(Stored entries)

<<<<

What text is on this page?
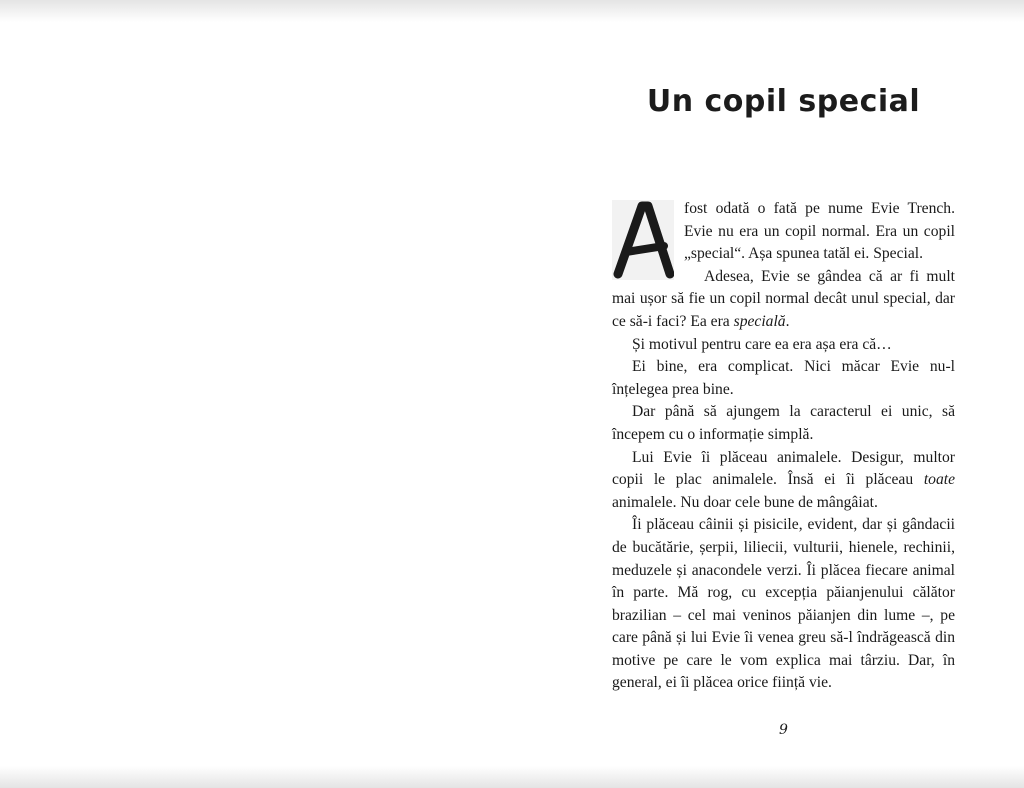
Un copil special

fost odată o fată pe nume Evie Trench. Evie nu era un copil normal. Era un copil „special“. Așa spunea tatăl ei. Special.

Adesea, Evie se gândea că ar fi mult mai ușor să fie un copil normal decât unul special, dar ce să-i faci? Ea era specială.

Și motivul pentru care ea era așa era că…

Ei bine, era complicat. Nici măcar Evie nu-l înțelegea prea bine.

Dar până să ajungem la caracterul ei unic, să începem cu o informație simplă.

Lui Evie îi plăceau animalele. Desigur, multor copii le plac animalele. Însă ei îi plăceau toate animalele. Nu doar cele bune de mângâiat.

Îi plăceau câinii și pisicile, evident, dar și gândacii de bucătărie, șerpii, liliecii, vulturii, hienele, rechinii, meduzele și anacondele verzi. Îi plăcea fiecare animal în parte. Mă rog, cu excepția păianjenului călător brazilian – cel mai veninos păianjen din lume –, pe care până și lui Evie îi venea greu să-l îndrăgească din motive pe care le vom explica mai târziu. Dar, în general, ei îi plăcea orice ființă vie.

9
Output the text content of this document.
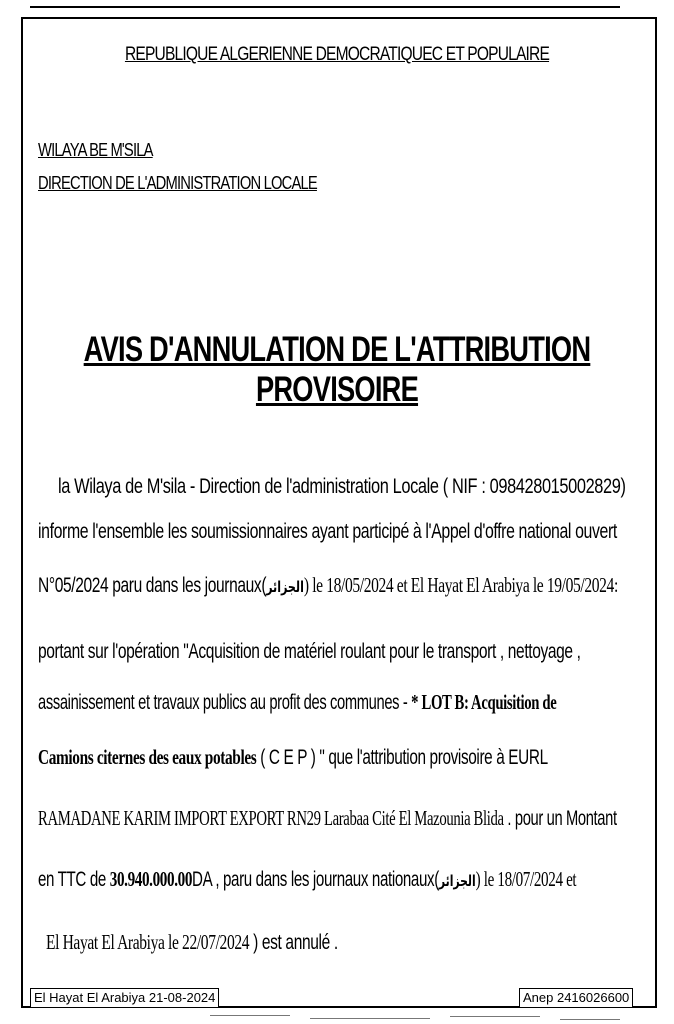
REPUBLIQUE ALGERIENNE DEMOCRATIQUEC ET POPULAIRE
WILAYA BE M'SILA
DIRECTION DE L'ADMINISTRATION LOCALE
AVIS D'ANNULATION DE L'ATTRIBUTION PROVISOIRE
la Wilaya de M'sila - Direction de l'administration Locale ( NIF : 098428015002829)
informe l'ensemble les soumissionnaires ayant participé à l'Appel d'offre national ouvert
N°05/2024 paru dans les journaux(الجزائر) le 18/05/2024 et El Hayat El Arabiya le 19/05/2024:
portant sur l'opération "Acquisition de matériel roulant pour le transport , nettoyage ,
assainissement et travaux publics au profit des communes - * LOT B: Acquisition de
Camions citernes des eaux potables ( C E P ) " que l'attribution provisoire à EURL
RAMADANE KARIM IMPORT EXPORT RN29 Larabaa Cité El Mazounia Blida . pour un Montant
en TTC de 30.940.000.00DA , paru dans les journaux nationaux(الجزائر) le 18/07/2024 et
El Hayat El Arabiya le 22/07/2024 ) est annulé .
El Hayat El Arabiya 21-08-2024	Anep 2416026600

>>>>

● **Instruction**
Filter the records, keeping only lines that contain "this", and show those lines.

● **Finished task**
What text is on this page?
Output the text content of this document.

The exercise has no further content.